#### [Work to complete]
Gather all lines with "count" from the records.
▬▬▬
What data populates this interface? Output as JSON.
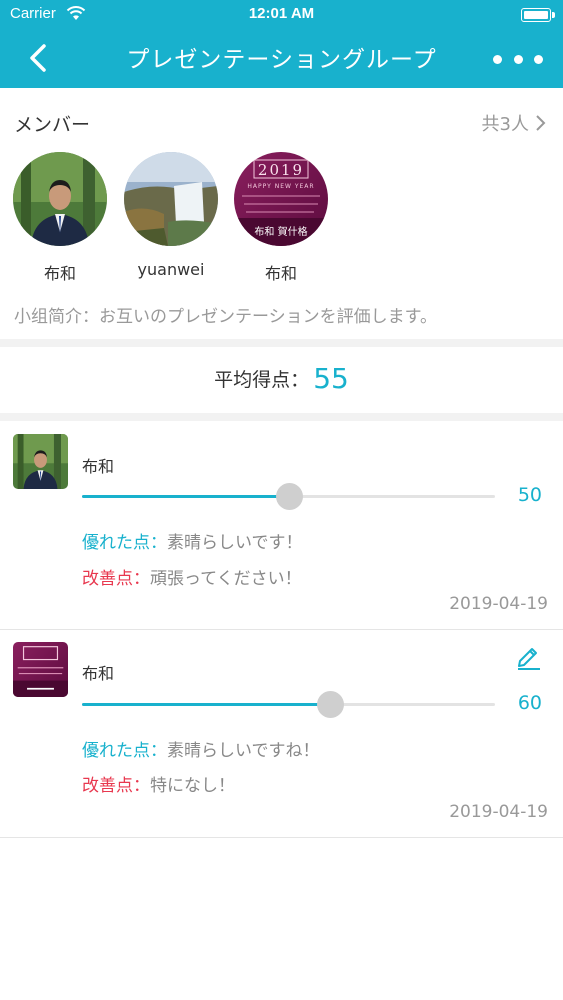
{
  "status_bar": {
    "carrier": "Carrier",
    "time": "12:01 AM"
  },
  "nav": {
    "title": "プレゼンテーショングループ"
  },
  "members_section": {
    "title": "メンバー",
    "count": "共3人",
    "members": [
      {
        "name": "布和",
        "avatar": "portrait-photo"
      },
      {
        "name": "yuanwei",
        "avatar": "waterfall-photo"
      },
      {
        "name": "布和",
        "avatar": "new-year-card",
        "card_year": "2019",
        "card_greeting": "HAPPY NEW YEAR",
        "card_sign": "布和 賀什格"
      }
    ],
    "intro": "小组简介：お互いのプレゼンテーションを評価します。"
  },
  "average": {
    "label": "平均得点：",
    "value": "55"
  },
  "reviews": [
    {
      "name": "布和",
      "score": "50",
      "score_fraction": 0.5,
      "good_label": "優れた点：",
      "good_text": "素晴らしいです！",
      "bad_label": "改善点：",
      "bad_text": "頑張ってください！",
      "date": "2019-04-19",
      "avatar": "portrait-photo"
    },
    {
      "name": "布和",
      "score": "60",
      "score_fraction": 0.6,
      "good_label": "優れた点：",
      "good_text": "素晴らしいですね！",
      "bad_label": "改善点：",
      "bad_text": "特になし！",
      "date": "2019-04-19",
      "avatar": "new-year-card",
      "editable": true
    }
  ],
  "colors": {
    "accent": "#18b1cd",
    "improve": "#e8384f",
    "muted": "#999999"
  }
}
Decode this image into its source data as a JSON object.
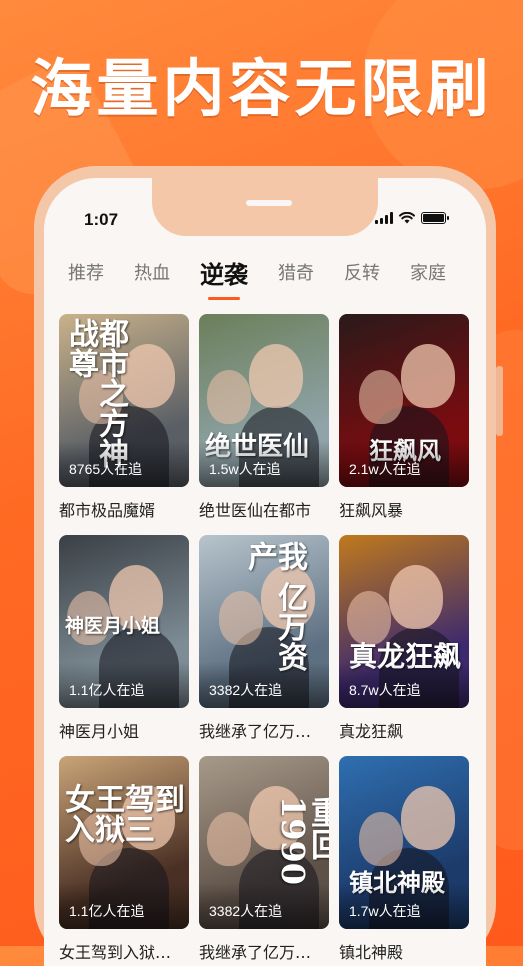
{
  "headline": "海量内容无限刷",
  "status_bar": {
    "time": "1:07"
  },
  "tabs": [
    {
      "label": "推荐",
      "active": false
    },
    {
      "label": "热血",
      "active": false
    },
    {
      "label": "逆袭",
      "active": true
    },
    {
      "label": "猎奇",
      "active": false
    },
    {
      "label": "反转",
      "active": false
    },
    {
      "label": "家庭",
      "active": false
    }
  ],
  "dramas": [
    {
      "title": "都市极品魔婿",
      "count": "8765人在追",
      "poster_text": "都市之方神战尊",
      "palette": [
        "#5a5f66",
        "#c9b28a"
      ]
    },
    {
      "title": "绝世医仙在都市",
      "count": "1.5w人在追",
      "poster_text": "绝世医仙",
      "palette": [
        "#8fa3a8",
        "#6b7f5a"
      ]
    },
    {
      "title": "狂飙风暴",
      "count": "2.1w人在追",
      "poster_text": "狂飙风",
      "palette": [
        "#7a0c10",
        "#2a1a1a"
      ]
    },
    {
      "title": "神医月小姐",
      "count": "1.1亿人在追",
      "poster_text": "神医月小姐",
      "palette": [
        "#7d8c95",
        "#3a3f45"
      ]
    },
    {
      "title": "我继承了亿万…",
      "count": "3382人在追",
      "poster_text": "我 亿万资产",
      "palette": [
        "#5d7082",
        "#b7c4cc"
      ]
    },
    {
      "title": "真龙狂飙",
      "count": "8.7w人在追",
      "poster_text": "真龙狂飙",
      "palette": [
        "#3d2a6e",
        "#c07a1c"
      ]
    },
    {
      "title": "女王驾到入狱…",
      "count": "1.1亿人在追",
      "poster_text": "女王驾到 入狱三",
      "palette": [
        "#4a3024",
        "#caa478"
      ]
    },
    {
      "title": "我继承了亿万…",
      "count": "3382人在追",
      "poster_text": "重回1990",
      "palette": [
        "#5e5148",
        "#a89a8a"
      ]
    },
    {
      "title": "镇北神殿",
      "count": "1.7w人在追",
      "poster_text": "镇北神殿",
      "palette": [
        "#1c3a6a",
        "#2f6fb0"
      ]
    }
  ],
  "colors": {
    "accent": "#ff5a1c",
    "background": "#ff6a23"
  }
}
▬▬▬
#### [Problem solution]
    "count": "共3人",
      "count": "8765人在追",
      "count": "1.5w人在追",
      "count": "2.1w人在追",
      "count": "1.1亿人在追",
      "count": "3382人在追",
      "count": "8.7w人在追",
      "count": "1.1亿人在追",
      "count": "3382人在追",
      "count": "1.7w人在追",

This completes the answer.